**THE REQUEST**
Copy the data that follows, character for character, minus the pictures.

··· INPUT MATERIAL

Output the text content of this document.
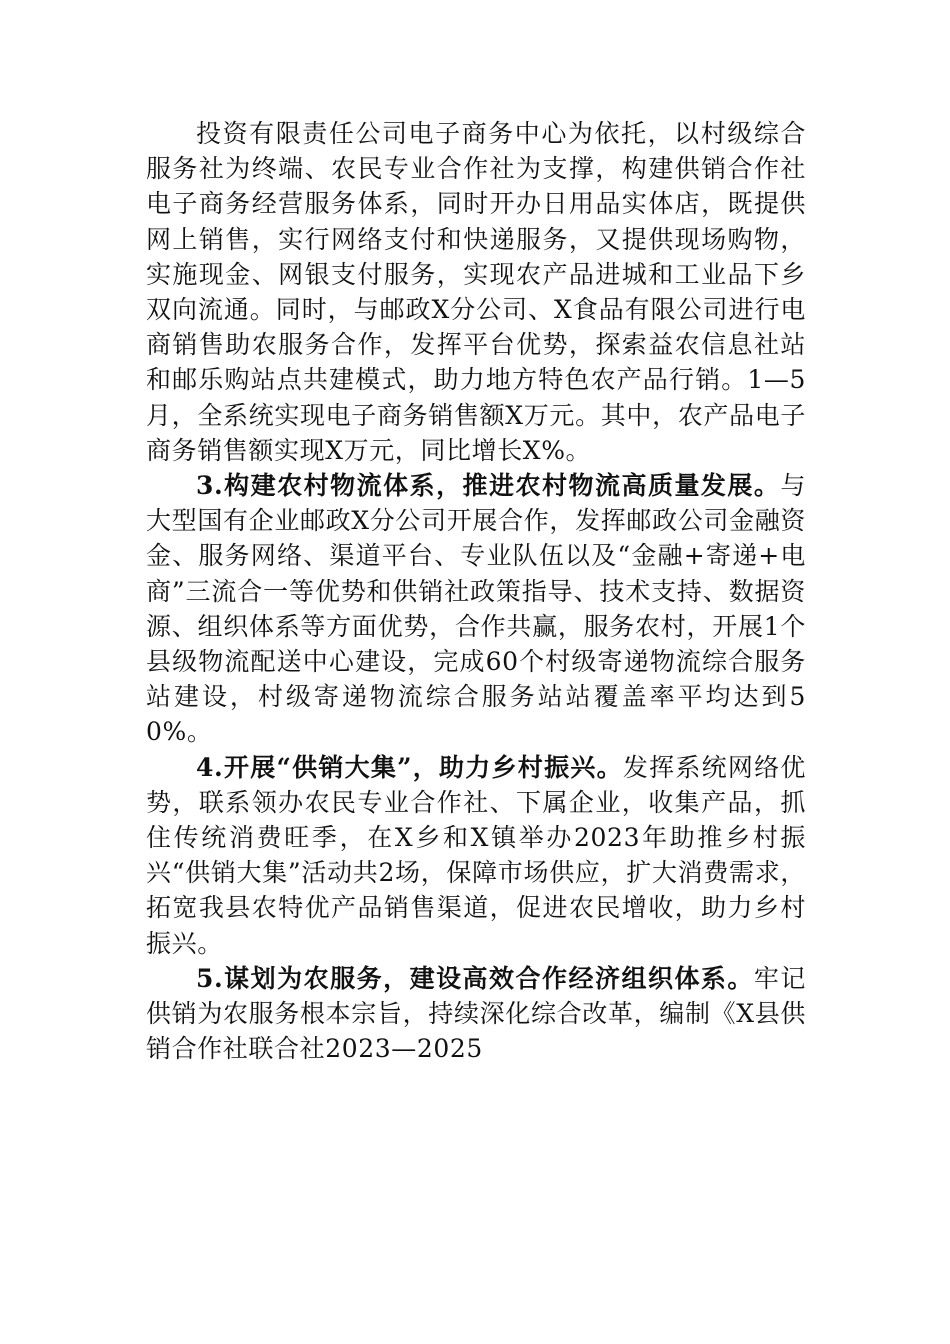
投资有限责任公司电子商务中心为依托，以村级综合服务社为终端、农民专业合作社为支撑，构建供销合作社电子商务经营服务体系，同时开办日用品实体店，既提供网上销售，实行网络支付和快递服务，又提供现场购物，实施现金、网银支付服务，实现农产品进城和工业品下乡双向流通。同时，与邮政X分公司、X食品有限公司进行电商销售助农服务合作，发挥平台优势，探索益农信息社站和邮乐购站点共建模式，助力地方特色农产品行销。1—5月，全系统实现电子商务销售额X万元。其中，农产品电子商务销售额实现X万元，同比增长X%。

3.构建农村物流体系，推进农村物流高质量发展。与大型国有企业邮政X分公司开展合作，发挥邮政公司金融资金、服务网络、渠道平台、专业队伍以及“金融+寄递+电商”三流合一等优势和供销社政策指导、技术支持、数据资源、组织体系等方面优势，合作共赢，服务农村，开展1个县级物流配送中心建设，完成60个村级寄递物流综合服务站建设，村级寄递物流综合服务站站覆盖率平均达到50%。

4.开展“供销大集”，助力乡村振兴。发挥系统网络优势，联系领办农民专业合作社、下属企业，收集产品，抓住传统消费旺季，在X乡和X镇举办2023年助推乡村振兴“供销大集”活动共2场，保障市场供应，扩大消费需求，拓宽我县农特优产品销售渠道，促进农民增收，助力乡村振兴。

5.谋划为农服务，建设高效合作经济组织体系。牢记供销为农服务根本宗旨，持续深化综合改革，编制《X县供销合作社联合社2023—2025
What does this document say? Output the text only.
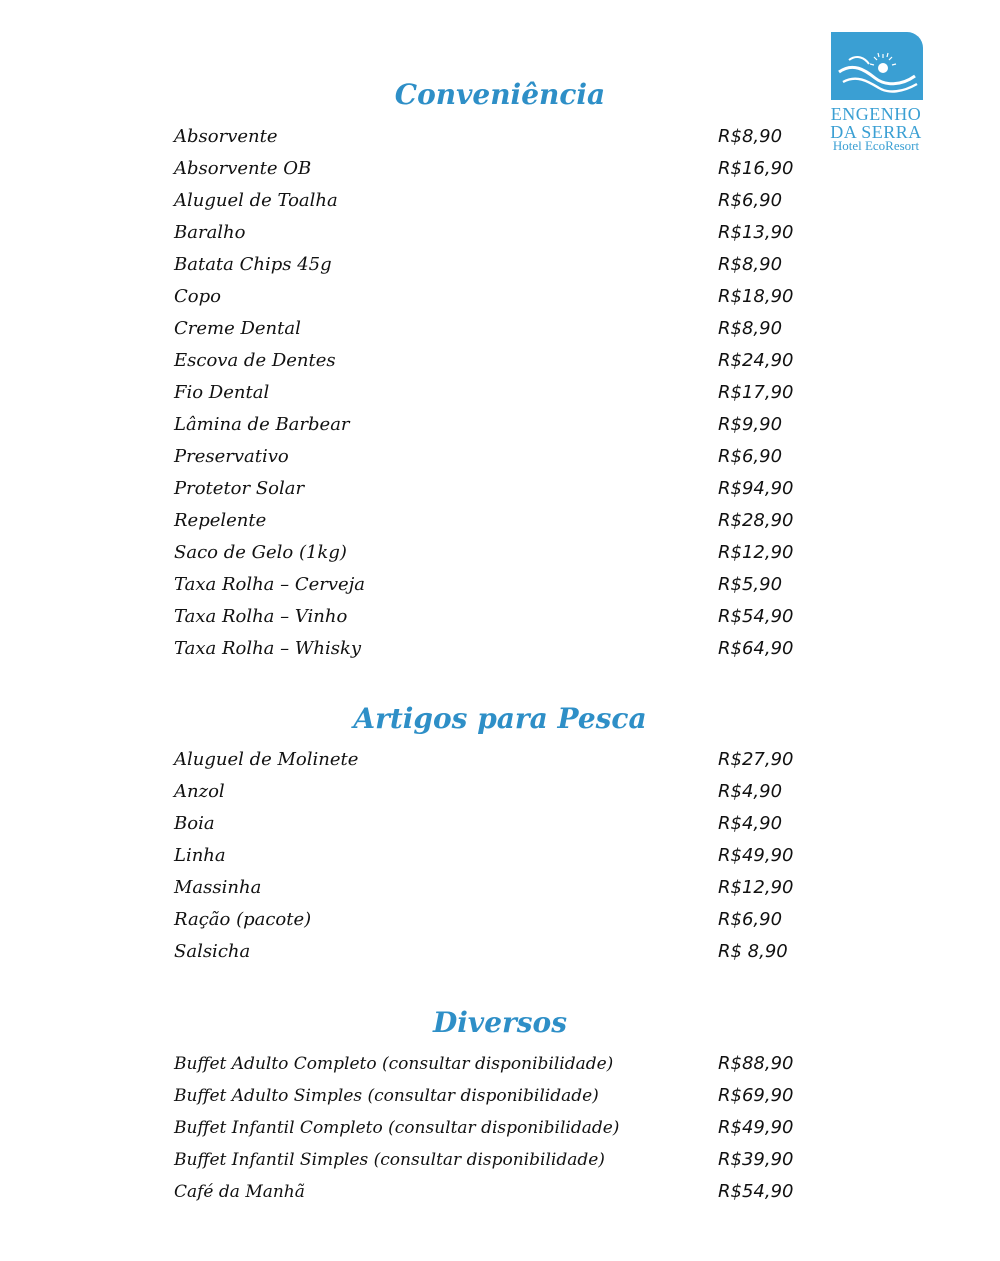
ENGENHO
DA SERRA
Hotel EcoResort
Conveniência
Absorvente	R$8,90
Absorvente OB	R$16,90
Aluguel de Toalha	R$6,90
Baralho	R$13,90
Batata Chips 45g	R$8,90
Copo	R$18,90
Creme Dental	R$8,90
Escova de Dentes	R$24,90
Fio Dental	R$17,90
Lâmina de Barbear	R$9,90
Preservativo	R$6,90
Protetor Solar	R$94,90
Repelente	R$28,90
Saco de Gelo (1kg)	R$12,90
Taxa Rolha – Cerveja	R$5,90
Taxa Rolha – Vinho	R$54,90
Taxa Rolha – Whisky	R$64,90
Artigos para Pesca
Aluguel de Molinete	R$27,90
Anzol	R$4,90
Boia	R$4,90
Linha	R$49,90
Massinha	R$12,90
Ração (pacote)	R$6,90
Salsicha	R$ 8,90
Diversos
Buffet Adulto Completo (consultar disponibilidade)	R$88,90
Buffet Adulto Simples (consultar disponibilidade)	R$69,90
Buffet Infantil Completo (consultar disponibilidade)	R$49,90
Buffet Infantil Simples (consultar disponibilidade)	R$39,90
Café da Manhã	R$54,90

······

**THE COMPLETED TASK**
Output the text content of this document.
投资有限责任公司电子商务中心为依托，以村级综合服务社为终端、农民专业合作社为支撑，构建供销合作社电子商务经营服务体系，同时开办日用品实体店，既提供网上销售，实行网络支付和快递服务，又提供现场购物，实施现金、网银支付服务，实现农产品进城和工业品下乡双向流通。同时，与邮政X分公司、X食品有限公司进行电商销售助农服务合作，发挥平台优势，探索益农信息社站和邮乐购站点共建模式，助力地方特色农产品行销。1—5月，全系统实现电子商务销售额X万元。其中，农产品电子商务销售额实现X万元，同比增长X%。

3.构建农村物流体系，推进农村物流高质量发展。与大型国有企业邮政X分公司开展合作，发挥邮政公司金融资金、服务网络、渠道平台、专业队伍以及“金融+寄递+电商”三流合一等优势和供销社政策指导、技术支持、数据资源、组织体系等方面优势，合作共赢，服务农村，开展1个县级物流配送中心建设，完成60个村级寄递物流综合服务站建设，村级寄递物流综合服务站站覆盖率平均达到50%。

4.开展“供销大集”，助力乡村振兴。发挥系统网络优势，联系领办农民专业合作社、下属企业，收集产品，抓住传统消费旺季，在X乡和X镇举办2023年助推乡村振兴“供销大集”活动共2场，保障市场供应，扩大消费需求，拓宽我县农特优产品销售渠道，促进农民增收，助力乡村振兴。

5.谋划为农服务，建设高效合作经济组织体系。牢记供销为农服务根本宗旨，持续深化综合改革，编制《X县供销合作社联合社2023—2025
What does this document say? Output the text only.
ENGENHO
DA SERRA
Hotel EcoResort
Conveniência
Absorvente	R$8,90
Absorvente OB	R$16,90
Aluguel de Toalha	R$6,90
Baralho	R$13,90
Batata Chips 45g	R$8,90
Copo	R$18,90
Creme Dental	R$8,90
Escova de Dentes	R$24,90
Fio Dental	R$17,90
Lâmina de Barbear	R$9,90
Preservativo	R$6,90
Protetor Solar	R$94,90
Repelente	R$28,90
Saco de Gelo (1kg)	R$12,90
Taxa Rolha – Cerveja	R$5,90
Taxa Rolha – Vinho	R$54,90
Taxa Rolha – Whisky	R$64,90
Artigos para Pesca
Aluguel de Molinete	R$27,90
Anzol	R$4,90
Boia	R$4,90
Linha	R$49,90
Massinha	R$12,90
Ração (pacote)	R$6,90
Salsicha	R$ 8,90
Diversos
Buffet Adulto Completo (consultar disponibilidade)	R$88,90
Buffet Adulto Simples (consultar disponibilidade)	R$69,90
Buffet Infantil Completo (consultar disponibilidade)	R$49,90
Buffet Infantil Simples (consultar disponibilidade)	R$39,90
Café da Manhã	R$54,90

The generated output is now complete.